The so-called ‘female athlete triad’ of disordered eating, menstrual irregularity and bone loss is increasingly recognised as a risk for sportswomen, particularly endurance athletes.

But an important new US study has revealed that the combination of eating and menstrual problems is no more detrimental to bone than either problem alone.

The subjects of this study were 91 competitive female distance runners aged 18-26. Disordered eating was assessed via the Eating Disorders Inventory (EDI), which measures attitudes to food and body size, menstrual irregularity was defined as anything from 0-9 periods a year, while bone mineral density (BMD) was measured by a technique called dual x-ray absorptiometry.

Key findings were as follows:

An elevated score on the EDI (highest quartile) was independently associated with oligomenorrhea (irregular periods) and amenorrhea (absent periods);
Oligo/amenorrheic women had lower BMD than normally menstruating runners at the spine (-5%), hip (-6%) and whole body (-3%);
Normally menstruating runners with elevated EDI scores had lower BMD than those with normal EDI scores at the spine (-11%), hip (-5%) and whole body (-5%);
Runners with a combination of oligo/amenorrhea and elevated EDI scores had no further reduction in BMD than those with only one of these risk factors.
The authors of the research point out that very few previous studies have actually measured menstruation, diet and BMD simultaneously, and that theirs is the first to attempt to establish the complex relationship between these three components of the female athlete triad.

A particularly interesting aspect of their findings was that, while the women with elevated EDI scores reported lower total energy intakes and lower percentage fat intakes than those with normal EDI scores, they tended to be heavier.

- _Questions to answer_
1) In the article on the female athlete triad, how many runners took part in the study, and what was their age range?
2) Continue the article on the female athlete triad from its last sentence.

- _Given entries_
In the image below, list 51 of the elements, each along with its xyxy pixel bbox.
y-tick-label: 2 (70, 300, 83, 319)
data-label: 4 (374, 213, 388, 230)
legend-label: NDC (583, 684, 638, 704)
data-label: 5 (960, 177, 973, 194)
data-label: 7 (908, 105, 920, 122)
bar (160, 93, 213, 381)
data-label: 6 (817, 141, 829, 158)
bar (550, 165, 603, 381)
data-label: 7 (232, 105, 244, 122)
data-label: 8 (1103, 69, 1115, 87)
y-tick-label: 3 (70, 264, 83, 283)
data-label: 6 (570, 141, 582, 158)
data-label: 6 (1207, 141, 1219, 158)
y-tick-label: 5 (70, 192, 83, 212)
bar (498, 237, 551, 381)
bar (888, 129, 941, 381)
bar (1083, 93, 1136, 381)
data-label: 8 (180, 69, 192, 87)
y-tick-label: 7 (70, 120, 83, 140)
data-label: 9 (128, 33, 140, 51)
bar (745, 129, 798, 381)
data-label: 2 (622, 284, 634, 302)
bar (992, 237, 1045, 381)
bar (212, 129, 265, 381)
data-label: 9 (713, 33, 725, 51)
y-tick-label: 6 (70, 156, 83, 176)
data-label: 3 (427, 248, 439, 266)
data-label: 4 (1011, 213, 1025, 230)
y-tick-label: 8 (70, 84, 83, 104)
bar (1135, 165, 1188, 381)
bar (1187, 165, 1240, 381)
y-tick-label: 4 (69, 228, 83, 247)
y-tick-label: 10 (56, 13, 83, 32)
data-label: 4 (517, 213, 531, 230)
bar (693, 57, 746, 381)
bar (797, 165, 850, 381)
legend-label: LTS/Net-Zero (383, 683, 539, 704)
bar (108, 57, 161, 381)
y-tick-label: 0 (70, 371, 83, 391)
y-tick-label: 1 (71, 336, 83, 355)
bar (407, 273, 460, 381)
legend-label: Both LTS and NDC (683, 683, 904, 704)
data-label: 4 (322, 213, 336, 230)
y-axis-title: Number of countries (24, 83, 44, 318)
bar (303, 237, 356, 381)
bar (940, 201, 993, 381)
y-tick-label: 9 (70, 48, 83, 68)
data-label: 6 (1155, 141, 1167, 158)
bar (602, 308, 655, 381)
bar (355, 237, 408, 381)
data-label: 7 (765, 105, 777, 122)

- _Answers for the exercise_
1) 91 competitive female distance runners aged 18-26.

2)
The researchers comment: ‘We would expect women with subclinical eating disorders to have lower weight and body fat, but this was not the case in our study. Possibly, heavier women are more prone to eating disorders because they are more dissatisfied with their natural body type.’

They speculate that some of the athletes with higher EDI scores might have had bulimic (binge-and-vomit) tendencies, which are less likely to produce weight loss than anorexia. Alternatively, the EDI scale may identify women in the early stages of an eating disorder but may miss women in the later stages, who have already lost weight. Or some of the thinnest women – those with menstrual problems but low EDI scores – may have been in denial about their eating problems.

Whatever the reason, the worrying conclusion is that the female athlete triad may be more of a hidden problem than has previously been appreciated, and not readily discernible by a doctor or coach.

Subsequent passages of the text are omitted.